─── SUPPLIED DATA
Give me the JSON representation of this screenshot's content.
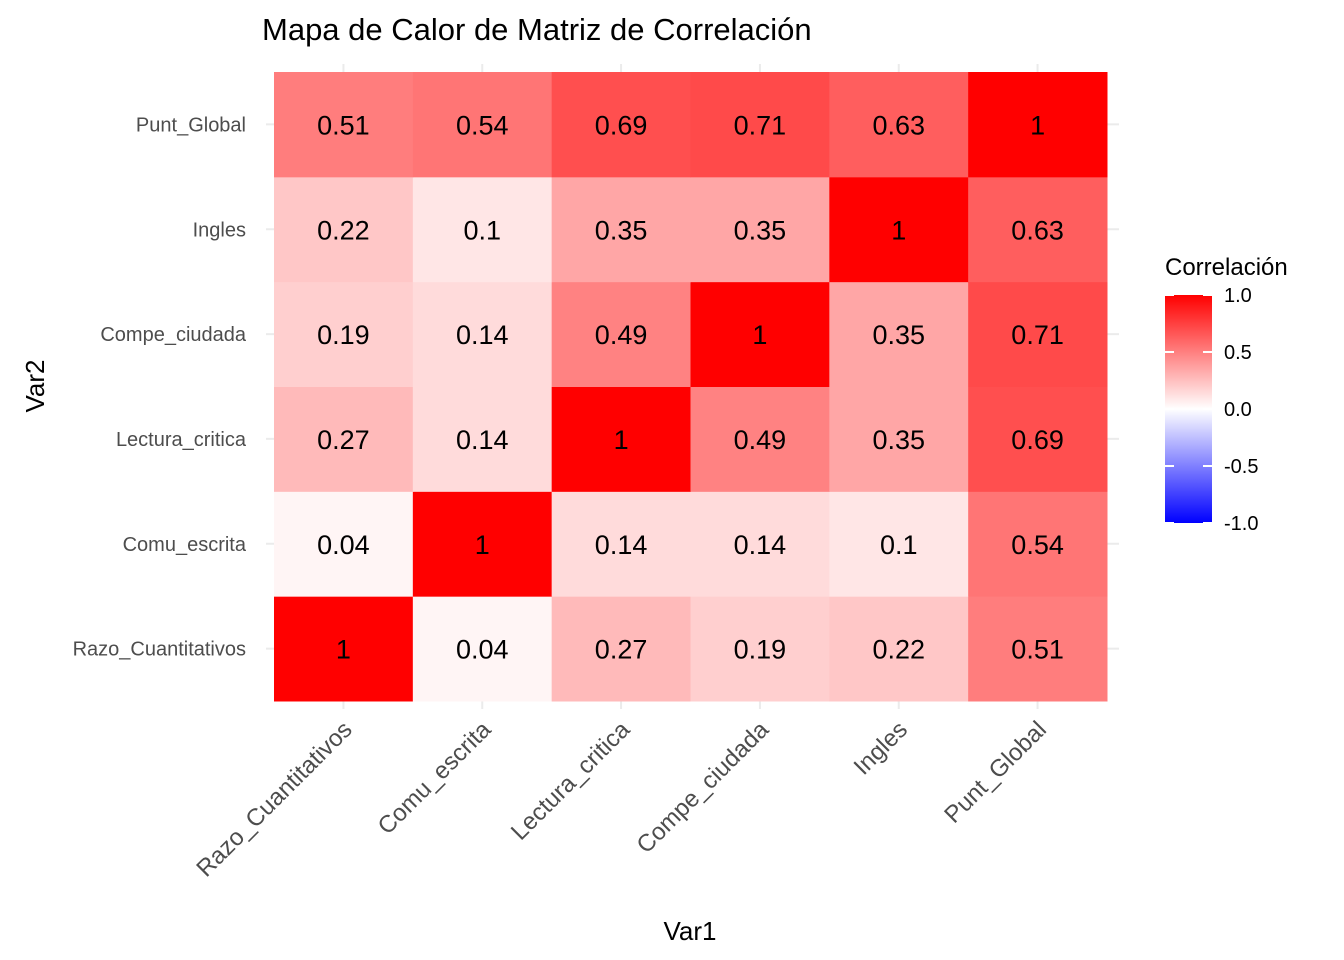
{
  "chart_data": {
    "type": "heatmap",
    "title": "Mapa de Calor de Matriz de Correlación",
    "xlabel": "Var1",
    "ylabel": "Var2",
    "x_categories": [
      "Razo_Cuantitativos",
      "Comu_escrita",
      "Lectura_critica",
      "Compe_ciudada",
      "Ingles",
      "Punt_Global"
    ],
    "y_categories": [
      "Razo_Cuantitativos",
      "Comu_escrita",
      "Lectura_critica",
      "Compe_ciudada",
      "Ingles",
      "Punt_Global"
    ],
    "values": [
      [
        1,
        0.04,
        0.27,
        0.19,
        0.22,
        0.51
      ],
      [
        0.04,
        1,
        0.14,
        0.14,
        0.1,
        0.54
      ],
      [
        0.27,
        0.14,
        1,
        0.49,
        0.35,
        0.69
      ],
      [
        0.19,
        0.14,
        0.49,
        1,
        0.35,
        0.71
      ],
      [
        0.22,
        0.1,
        0.35,
        0.35,
        1,
        0.63
      ],
      [
        0.51,
        0.54,
        0.69,
        0.71,
        0.63,
        1
      ]
    ],
    "labels": [
      [
        "1",
        "0.04",
        "0.27",
        "0.19",
        "0.22",
        "0.51"
      ],
      [
        "0.04",
        "1",
        "0.14",
        "0.14",
        "0.1",
        "0.54"
      ],
      [
        "0.27",
        "0.14",
        "1",
        "0.49",
        "0.35",
        "0.69"
      ],
      [
        "0.19",
        "0.14",
        "0.49",
        "1",
        "0.35",
        "0.71"
      ],
      [
        "0.22",
        "0.1",
        "0.35",
        "0.35",
        "1",
        "0.63"
      ],
      [
        "0.51",
        "0.54",
        "0.69",
        "0.71",
        "0.63",
        "1"
      ]
    ],
    "legend": {
      "title": "Correlación",
      "ticks": [
        1.0,
        0.5,
        0.0,
        -0.5,
        -1.0
      ],
      "tick_labels": [
        "1.0",
        "0.5",
        "0.0",
        "-0.5",
        "-1.0"
      ],
      "range": [
        -1,
        1
      ],
      "low_color": "#0000ff",
      "mid_color": "#ffffff",
      "high_color": "#ff0000",
      "placement": "right"
    },
    "grid": true
  }
}
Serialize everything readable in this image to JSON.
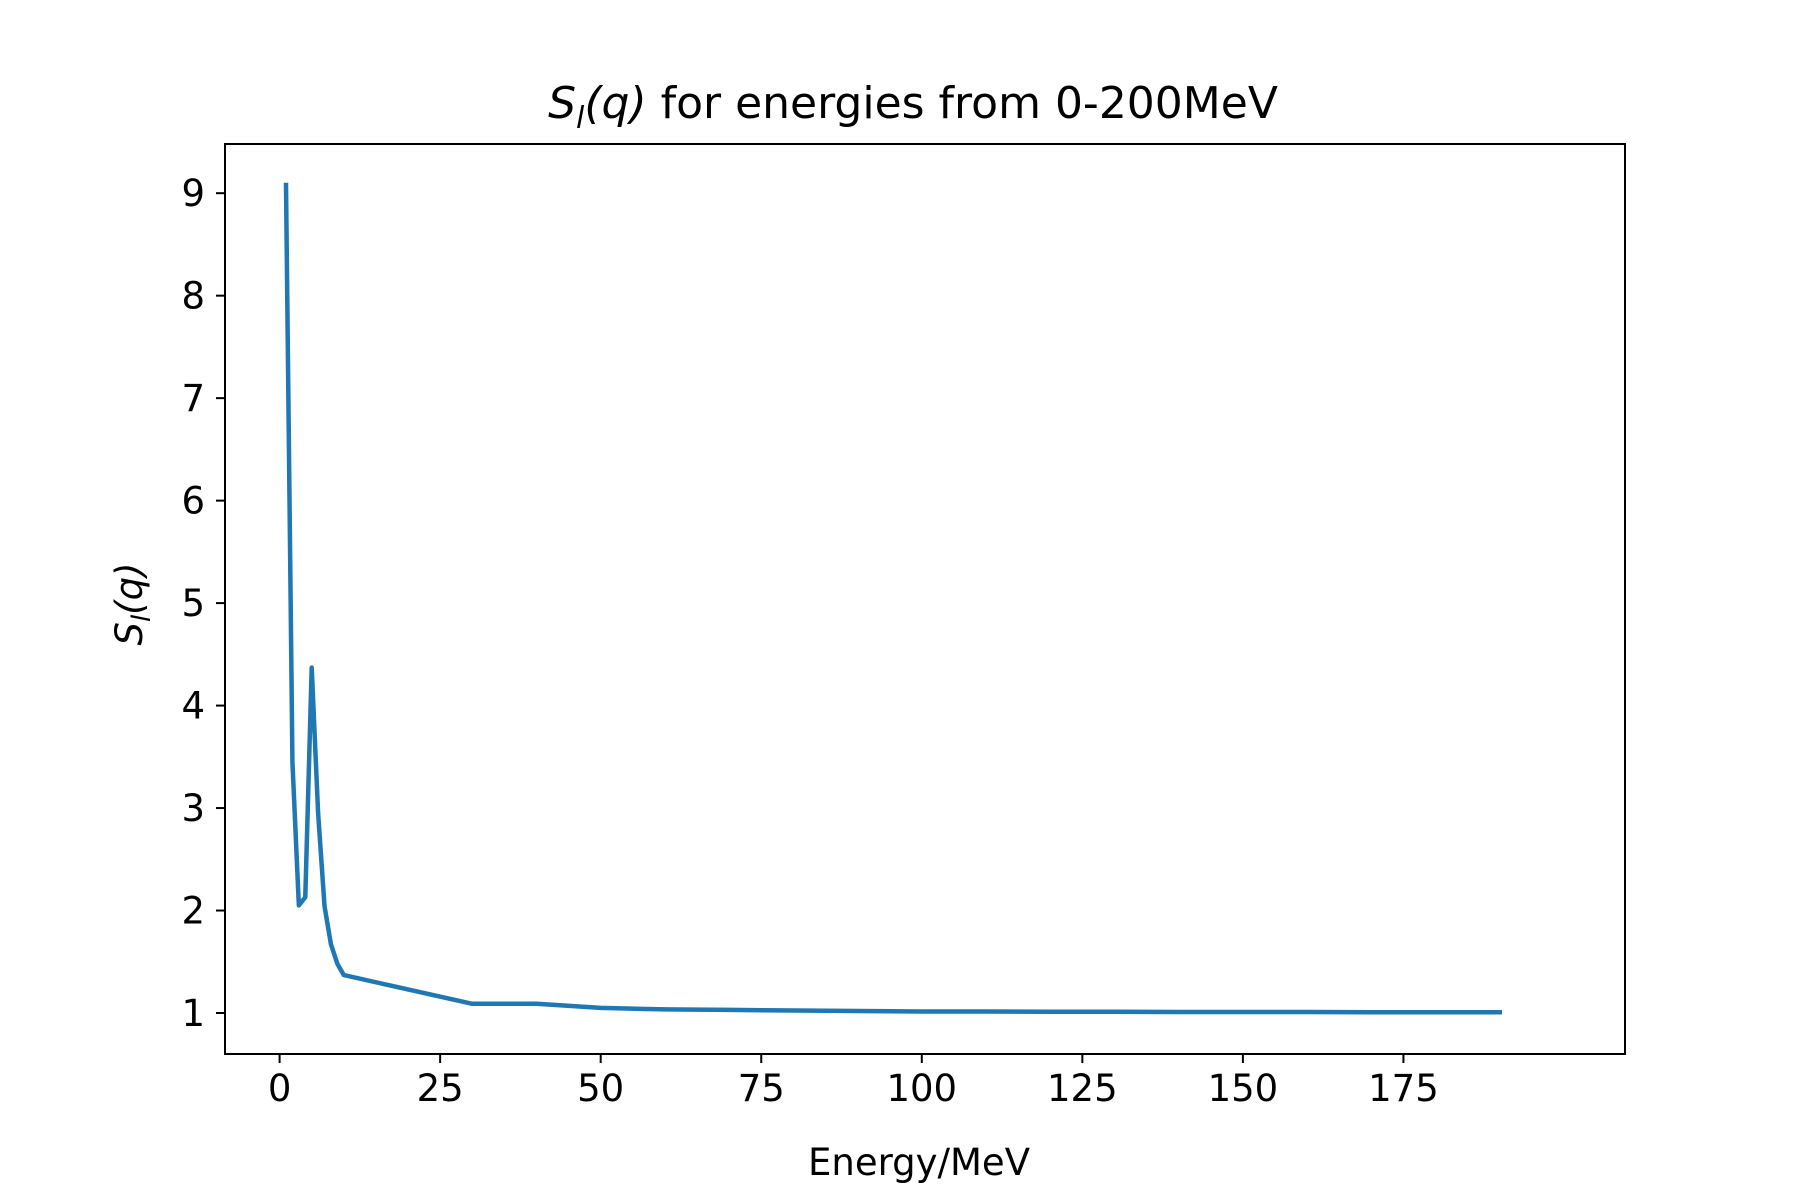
{
  "chart_data": {
    "type": "line",
    "title": {
      "main": "S",
      "main_sub": "l",
      "main_rest": "(q)",
      "suffix": " for energies from 0-200MeV"
    },
    "xlabel": "Energy/MeV",
    "ylabel": {
      "main": "S",
      "sub": "l",
      "rest": "(q)"
    },
    "xlim": [
      -8.5,
      209.5
    ],
    "ylim": [
      0.6,
      9.48
    ],
    "x_ticks": [
      0,
      25,
      50,
      75,
      100,
      125,
      150,
      175
    ],
    "x_tick_labels": [
      "0",
      "25",
      "50",
      "75",
      "100",
      "125",
      "150",
      "175"
    ],
    "y_ticks": [
      1,
      2,
      3,
      4,
      5,
      6,
      7,
      8,
      9
    ],
    "y_tick_labels": [
      "1",
      "2",
      "3",
      "4",
      "5",
      "6",
      "7",
      "8",
      "9"
    ],
    "grid": false,
    "series": [
      {
        "color": "#1f77b4",
        "x": [
          1,
          2,
          3,
          4,
          5,
          6,
          7,
          8,
          9,
          10,
          20,
          30,
          40,
          50,
          60,
          70,
          80,
          90,
          100,
          110,
          120,
          130,
          140,
          150,
          160,
          170,
          180,
          190
        ],
        "y": [
          9.08,
          3.45,
          2.05,
          2.13,
          4.37,
          2.95,
          2.04,
          1.67,
          1.48,
          1.37,
          1.23,
          1.09,
          1.09,
          1.05,
          1.035,
          1.03,
          1.025,
          1.02,
          1.015,
          1.015,
          1.012,
          1.012,
          1.01,
          1.01,
          1.01,
          1.008,
          1.008,
          1.008
        ]
      }
    ]
  }
}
──────
WRITTEN TASK: Reproduce every line of the material precisely, omitting its pictures.

RESULT OF THIS EXERCISE:
Give me the JSON representation of this screenshot's content.
{
  "chart_data": {
    "type": "heatmap",
    "title": "Mapa de Calor de Matriz de Correlación",
    "xlabel": "Var1",
    "ylabel": "Var2",
    "x_categories": [
      "Razo_Cuantitativos",
      "Comu_escrita",
      "Lectura_critica",
      "Compe_ciudada",
      "Ingles",
      "Punt_Global"
    ],
    "y_categories": [
      "Razo_Cuantitativos",
      "Comu_escrita",
      "Lectura_critica",
      "Compe_ciudada",
      "Ingles",
      "Punt_Global"
    ],
    "values": [
      [
        1,
        0.04,
        0.27,
        0.19,
        0.22,
        0.51
      ],
      [
        0.04,
        1,
        0.14,
        0.14,
        0.1,
        0.54
      ],
      [
        0.27,
        0.14,
        1,
        0.49,
        0.35,
        0.69
      ],
      [
        0.19,
        0.14,
        0.49,
        1,
        0.35,
        0.71
      ],
      [
        0.22,
        0.1,
        0.35,
        0.35,
        1,
        0.63
      ],
      [
        0.51,
        0.54,
        0.69,
        0.71,
        0.63,
        1
      ]
    ],
    "labels": [
      [
        "1",
        "0.04",
        "0.27",
        "0.19",
        "0.22",
        "0.51"
      ],
      [
        "0.04",
        "1",
        "0.14",
        "0.14",
        "0.1",
        "0.54"
      ],
      [
        "0.27",
        "0.14",
        "1",
        "0.49",
        "0.35",
        "0.69"
      ],
      [
        "0.19",
        "0.14",
        "0.49",
        "1",
        "0.35",
        "0.71"
      ],
      [
        "0.22",
        "0.1",
        "0.35",
        "0.35",
        "1",
        "0.63"
      ],
      [
        "0.51",
        "0.54",
        "0.69",
        "0.71",
        "0.63",
        "1"
      ]
    ],
    "legend": {
      "title": "Correlación",
      "ticks": [
        1.0,
        0.5,
        0.0,
        -0.5,
        -1.0
      ],
      "tick_labels": [
        "1.0",
        "0.5",
        "0.0",
        "-0.5",
        "-1.0"
      ],
      "range": [
        -1,
        1
      ],
      "low_color": "#0000ff",
      "mid_color": "#ffffff",
      "high_color": "#ff0000",
      "placement": "right"
    },
    "grid": true
  }
}
Serialize everything readable in this image to JSON.
{
  "chart_data": {
    "type": "line",
    "title": {
      "main": "S",
      "main_sub": "l",
      "main_rest": "(q)",
      "suffix": " for energies from 0-200MeV"
    },
    "xlabel": "Energy/MeV",
    "ylabel": {
      "main": "S",
      "sub": "l",
      "rest": "(q)"
    },
    "xlim": [
      -8.5,
      209.5
    ],
    "ylim": [
      0.6,
      9.48
    ],
    "x_ticks": [
      0,
      25,
      50,
      75,
      100,
      125,
      150,
      175
    ],
    "x_tick_labels": [
      "0",
      "25",
      "50",
      "75",
      "100",
      "125",
      "150",
      "175"
    ],
    "y_ticks": [
      1,
      2,
      3,
      4,
      5,
      6,
      7,
      8,
      9
    ],
    "y_tick_labels": [
      "1",
      "2",
      "3",
      "4",
      "5",
      "6",
      "7",
      "8",
      "9"
    ],
    "grid": false,
    "series": [
      {
        "color": "#1f77b4",
        "x": [
          1,
          2,
          3,
          4,
          5,
          6,
          7,
          8,
          9,
          10,
          20,
          30,
          40,
          50,
          60,
          70,
          80,
          90,
          100,
          110,
          120,
          130,
          140,
          150,
          160,
          170,
          180,
          190
        ],
        "y": [
          9.08,
          3.45,
          2.05,
          2.13,
          4.37,
          2.95,
          2.04,
          1.67,
          1.48,
          1.37,
          1.23,
          1.09,
          1.09,
          1.05,
          1.035,
          1.03,
          1.025,
          1.02,
          1.015,
          1.015,
          1.012,
          1.012,
          1.01,
          1.01,
          1.01,
          1.008,
          1.008,
          1.008
        ]
      }
    ]
  }
}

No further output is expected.